[Dataset entries]
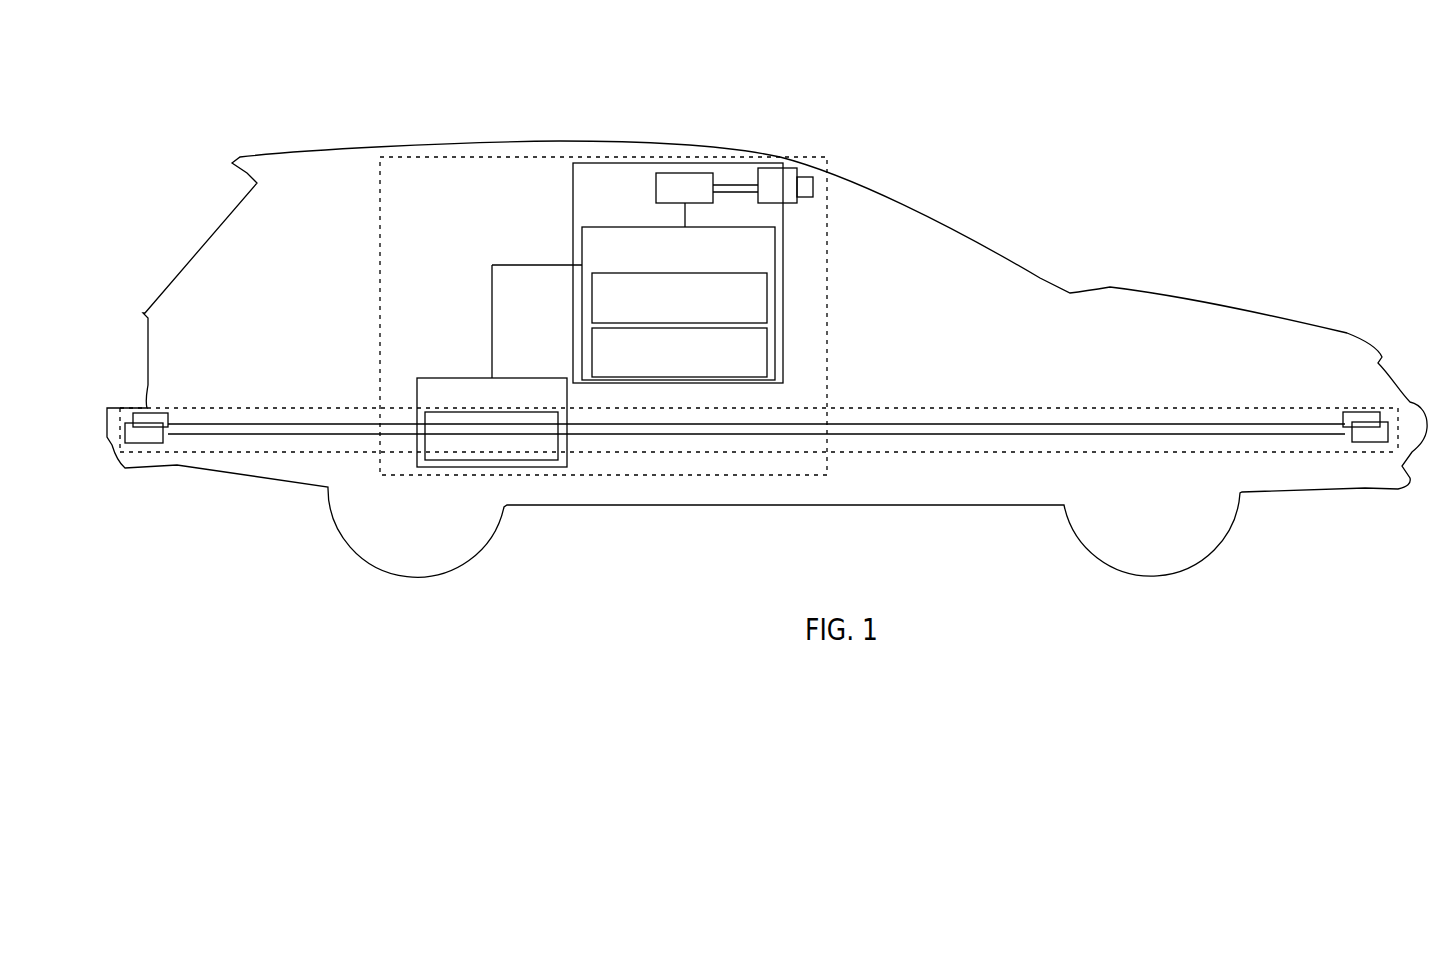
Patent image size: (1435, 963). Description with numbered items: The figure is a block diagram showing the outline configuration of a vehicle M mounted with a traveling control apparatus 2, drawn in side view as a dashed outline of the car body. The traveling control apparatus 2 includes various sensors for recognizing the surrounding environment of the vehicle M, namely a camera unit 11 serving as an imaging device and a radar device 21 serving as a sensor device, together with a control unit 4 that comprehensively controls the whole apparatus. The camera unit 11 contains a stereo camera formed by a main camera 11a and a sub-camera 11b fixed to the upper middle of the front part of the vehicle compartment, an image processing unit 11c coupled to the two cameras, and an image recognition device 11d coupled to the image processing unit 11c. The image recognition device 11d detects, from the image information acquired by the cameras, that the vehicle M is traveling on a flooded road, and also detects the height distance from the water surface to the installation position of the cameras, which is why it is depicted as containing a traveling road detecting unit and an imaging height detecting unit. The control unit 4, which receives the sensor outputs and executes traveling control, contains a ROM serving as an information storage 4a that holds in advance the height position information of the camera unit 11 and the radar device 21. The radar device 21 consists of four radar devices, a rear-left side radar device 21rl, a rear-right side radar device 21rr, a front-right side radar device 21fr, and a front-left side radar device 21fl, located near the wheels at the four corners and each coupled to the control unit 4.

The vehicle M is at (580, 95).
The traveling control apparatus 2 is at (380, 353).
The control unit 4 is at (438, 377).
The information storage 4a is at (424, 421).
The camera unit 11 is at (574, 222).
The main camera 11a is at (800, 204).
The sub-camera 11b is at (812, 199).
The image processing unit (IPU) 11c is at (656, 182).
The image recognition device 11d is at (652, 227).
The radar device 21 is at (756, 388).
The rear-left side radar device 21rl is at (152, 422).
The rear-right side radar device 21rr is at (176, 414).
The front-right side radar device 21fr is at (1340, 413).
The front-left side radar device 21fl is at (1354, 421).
---
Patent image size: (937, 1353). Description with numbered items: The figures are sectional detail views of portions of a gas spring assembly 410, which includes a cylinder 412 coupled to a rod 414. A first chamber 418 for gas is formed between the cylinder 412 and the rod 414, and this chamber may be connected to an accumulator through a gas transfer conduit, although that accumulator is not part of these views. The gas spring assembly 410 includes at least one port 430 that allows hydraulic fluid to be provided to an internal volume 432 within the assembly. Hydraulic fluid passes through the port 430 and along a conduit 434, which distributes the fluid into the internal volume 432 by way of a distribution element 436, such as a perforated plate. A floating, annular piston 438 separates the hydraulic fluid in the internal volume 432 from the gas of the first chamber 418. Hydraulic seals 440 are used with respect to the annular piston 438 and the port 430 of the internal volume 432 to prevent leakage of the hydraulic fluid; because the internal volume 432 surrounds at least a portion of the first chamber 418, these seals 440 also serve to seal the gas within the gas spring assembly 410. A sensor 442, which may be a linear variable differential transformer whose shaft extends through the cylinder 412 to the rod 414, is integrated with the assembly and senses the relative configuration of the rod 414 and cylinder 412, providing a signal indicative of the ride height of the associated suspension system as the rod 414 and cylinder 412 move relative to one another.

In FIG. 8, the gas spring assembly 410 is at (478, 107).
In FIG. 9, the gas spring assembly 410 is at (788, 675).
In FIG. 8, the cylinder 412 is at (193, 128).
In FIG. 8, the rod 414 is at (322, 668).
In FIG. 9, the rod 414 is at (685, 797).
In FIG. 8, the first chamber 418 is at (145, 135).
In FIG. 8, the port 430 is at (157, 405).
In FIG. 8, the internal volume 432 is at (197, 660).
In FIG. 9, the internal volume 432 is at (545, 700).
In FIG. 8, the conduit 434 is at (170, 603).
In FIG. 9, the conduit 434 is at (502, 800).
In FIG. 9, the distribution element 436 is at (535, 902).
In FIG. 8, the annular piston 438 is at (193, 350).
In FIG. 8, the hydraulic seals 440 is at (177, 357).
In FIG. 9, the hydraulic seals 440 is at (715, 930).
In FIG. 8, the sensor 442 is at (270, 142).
---
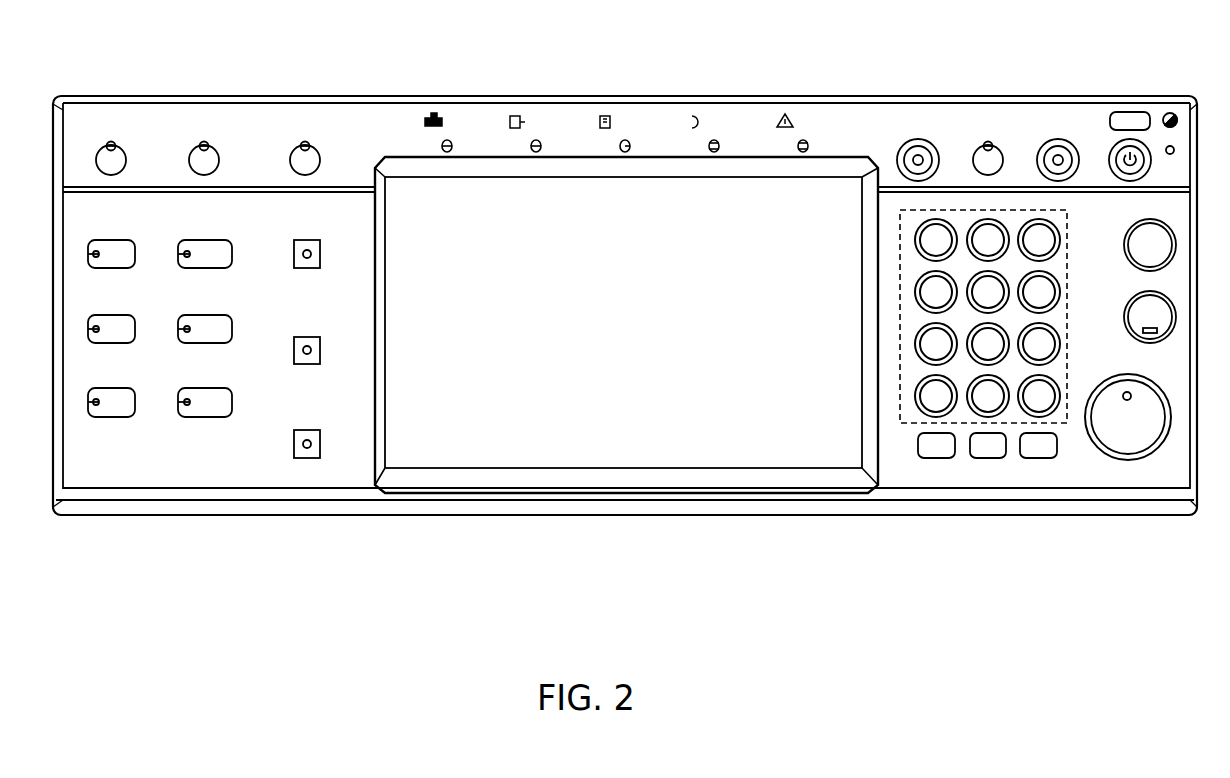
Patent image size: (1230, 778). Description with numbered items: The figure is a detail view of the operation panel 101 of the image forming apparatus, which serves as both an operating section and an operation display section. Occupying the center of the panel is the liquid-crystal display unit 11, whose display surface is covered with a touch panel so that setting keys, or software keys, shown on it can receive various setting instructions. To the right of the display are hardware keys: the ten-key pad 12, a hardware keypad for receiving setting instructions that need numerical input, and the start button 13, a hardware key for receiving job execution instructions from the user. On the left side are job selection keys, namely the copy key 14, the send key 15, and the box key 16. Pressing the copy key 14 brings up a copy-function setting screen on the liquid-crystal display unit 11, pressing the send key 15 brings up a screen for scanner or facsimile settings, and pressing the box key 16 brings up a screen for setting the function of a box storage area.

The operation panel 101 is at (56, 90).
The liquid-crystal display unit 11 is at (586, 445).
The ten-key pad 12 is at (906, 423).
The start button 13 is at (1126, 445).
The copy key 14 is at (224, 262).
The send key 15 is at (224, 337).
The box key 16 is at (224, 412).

REQUIREMENT — Duplicate the lines above exactly, beginning with the line containing "Patent image size: (1230, 778)." and continuing through the line containing "The box key 16 is at (224, 412).".

EXERCISE OUTPUT —
Patent image size: (1230, 778). Description with numbered items: The figure is a detail view of the operation panel 101 of the image forming apparatus, which serves as both an operating section and an operation display section. Occupying the center of the panel is the liquid-crystal display unit 11, whose display surface is covered with a touch panel so that setting keys, or software keys, shown on it can receive various setting instructions. To the right of the display are hardware keys: the ten-key pad 12, a hardware keypad for receiving setting instructions that need numerical input, and the start button 13, a hardware key for receiving job execution instructions from the user. On the left side are job selection keys, namely the copy key 14, the send key 15, and the box key 16. Pressing the copy key 14 brings up a copy-function setting screen on the liquid-crystal display unit 11, pressing the send key 15 brings up a screen for scanner or facsimile settings, and pressing the box key 16 brings up a screen for setting the function of a box storage area.

The operation panel 101 is at (56, 90).
The liquid-crystal display unit 11 is at (586, 445).
The ten-key pad 12 is at (906, 423).
The start button 13 is at (1126, 445).
The copy key 14 is at (224, 262).
The send key 15 is at (224, 337).
The box key 16 is at (224, 412).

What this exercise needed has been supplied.